======== 本文

2025年大阪・関西万博に「タイプA」と呼ばれる自前のパビリオンを建設する国が当初の約2割減の47カ国にとどまる見通しになった。万博の開幕を待つ人たちからは「魅力が落ちて残念」「期待感は下がらない」などとさまざまな声が上がり、専門家からは展示内容の充実を求める意見もあった。
万博にボランティアとして参加予定の神戸市の男性会社員(67)は、1970年の大阪万博や2005年の愛知万博も観覧したといい「各国の特色あるパビリオンを巡るのは楽しかった。タイプAの国が減ったことで、万博の魅力が落ちてしまい残念だ」と話す。
男性はボランティアの役割について「補助」としか知らされていないという。日本国際博覧会協会や行政に対して「パビリオン建設などハード面の遅れが、ボランティアの運営などソフト面に影響しないか不安もある。『想定外』のことも含めてスケジュールを逆算すべきで、国や大阪府・市、協会は各国とうまく連携してほしい」と注文をつけた。
期待感もある。「もしボランティアの仕事が海外パビリオンに関係するのであれば、その国のグッズを身に着けたら楽しいだろう。開幕までの9カ月間でその国の言語を勉強して、海外から来た職員や来場者にあいさつができたらいい」と胸を膨らませる。

================
======== データ記録

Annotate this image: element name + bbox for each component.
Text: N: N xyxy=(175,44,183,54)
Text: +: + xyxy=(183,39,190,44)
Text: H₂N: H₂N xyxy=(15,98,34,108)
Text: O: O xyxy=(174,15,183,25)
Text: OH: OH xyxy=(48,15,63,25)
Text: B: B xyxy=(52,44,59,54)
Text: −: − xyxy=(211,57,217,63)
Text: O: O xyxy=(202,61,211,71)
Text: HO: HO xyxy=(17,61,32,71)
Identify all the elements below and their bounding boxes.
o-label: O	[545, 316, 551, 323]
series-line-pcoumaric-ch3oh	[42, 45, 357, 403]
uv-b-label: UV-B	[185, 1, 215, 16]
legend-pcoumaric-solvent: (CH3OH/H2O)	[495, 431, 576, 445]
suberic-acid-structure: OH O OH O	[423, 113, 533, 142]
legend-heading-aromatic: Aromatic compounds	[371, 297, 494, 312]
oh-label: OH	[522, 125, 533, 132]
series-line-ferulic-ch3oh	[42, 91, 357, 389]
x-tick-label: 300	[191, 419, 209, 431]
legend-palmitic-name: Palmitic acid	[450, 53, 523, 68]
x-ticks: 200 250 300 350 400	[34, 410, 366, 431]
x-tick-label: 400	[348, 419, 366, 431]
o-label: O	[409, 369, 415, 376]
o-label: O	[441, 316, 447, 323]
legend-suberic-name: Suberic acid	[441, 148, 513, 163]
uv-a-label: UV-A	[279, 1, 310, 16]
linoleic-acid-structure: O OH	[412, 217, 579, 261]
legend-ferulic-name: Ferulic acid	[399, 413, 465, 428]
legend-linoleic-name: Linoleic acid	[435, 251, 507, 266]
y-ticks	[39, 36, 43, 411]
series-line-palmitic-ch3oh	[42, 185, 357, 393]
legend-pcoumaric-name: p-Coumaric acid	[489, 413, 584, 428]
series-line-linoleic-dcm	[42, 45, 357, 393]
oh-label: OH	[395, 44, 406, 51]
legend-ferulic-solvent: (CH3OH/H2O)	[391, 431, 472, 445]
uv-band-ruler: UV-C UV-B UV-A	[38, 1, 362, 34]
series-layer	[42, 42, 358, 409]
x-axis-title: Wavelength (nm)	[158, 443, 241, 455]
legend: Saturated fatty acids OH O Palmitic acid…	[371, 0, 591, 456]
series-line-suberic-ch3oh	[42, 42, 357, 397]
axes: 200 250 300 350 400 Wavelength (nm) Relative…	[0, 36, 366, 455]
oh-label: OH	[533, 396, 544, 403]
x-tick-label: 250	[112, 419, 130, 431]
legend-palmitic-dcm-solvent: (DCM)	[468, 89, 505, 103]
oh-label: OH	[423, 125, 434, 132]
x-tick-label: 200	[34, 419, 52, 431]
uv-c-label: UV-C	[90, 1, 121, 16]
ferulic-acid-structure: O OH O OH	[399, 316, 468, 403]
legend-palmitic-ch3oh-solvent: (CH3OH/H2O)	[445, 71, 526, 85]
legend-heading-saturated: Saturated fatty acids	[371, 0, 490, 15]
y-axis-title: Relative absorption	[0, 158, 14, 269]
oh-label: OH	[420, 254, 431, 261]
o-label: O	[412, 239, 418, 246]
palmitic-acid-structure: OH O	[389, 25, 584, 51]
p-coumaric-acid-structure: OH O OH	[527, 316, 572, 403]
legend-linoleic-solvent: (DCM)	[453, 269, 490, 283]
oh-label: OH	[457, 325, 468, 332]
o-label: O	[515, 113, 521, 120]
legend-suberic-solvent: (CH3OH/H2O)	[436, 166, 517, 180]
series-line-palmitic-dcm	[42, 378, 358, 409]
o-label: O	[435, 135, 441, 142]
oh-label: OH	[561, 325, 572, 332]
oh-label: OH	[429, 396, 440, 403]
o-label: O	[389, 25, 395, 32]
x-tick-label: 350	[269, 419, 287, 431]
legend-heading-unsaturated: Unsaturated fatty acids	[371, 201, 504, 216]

================

> 作業内容:
a – 大阪・関西万博の記事について、次の問いに答えてください。
(i) 自前のパビリオンを建設する国は何カ国にとどまる見通しですか。
(ii) 神戸市の男性会社員が過去に観覧した万博はどれですか。
(iii) 男性はボランティアの役割についてどのように知らされていますか。
b – 大阪・関西万博の記事を、最後の文の後から続けて書いてください。
これらの記録は別の出典から取られたものです。

> 回答:
a –
(i) 当初の約2割減の47カ国にとどまる見通しです。
(ii) 1970年の大阪万博と2005年の愛知万博です。
(iii) 「補助」としか知らされていません。

b –
これまでに国内外の48の万博を訪れ、「万博マニア」としてイベントなどで活動する藤井秀雄さん(65)=大阪市住之江区=は「独自のパビリオンが少し減るのは残念だが、万博への期待感が下がることはない。企業のパビリオンもあり、一日では回り切れない。全部に入るには10日はかかるだろう」と話す。
今後については「161の国や地域が参加し、イベントも多数ある。協会の情報発信はホームページばかりで、興味がある人しか閲覧しない。チラシや掲示板、モニターなど多くの媒体でビジュアルを重視して発信し、機運を盛り上げてもらいたい」と要望した。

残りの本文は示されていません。